What you need to do — Tally every line of the listing below that holds "의학계열", then give the tally alone.

Listed entries —
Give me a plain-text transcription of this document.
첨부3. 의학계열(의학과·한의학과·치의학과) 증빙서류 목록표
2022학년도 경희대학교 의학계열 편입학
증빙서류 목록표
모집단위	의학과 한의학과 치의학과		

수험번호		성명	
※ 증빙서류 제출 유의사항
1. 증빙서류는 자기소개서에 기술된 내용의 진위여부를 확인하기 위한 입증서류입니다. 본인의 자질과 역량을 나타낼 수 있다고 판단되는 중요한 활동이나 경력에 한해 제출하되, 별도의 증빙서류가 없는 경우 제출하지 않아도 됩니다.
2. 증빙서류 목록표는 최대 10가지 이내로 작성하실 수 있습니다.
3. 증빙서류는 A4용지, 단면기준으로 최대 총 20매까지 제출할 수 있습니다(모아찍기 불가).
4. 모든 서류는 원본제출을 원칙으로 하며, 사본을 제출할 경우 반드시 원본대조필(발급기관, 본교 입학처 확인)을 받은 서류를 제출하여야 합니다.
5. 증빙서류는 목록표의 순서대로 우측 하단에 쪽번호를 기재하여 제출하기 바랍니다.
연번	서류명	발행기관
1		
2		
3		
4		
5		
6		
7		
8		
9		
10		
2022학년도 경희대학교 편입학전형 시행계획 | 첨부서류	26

Task answer — 2